[Records from a dataset]

[START]

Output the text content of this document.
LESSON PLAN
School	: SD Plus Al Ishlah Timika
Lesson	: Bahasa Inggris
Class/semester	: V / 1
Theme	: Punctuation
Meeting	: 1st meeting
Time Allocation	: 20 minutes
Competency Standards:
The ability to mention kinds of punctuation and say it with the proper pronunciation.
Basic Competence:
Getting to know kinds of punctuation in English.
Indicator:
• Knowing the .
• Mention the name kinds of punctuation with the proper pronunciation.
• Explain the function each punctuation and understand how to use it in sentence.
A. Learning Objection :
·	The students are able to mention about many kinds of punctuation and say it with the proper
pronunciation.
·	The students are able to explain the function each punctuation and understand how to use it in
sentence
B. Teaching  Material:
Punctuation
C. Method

[END]

▸ **GIVEN REQUEST**: Select the lines in this material that hold the word "understand", leaving none out.

▸ **WRITTEN ANSWER**:
• Explain the function each punctuation and understand how to use it in sentence.
·	The students are able to explain the function each punctuation and understand how to use it in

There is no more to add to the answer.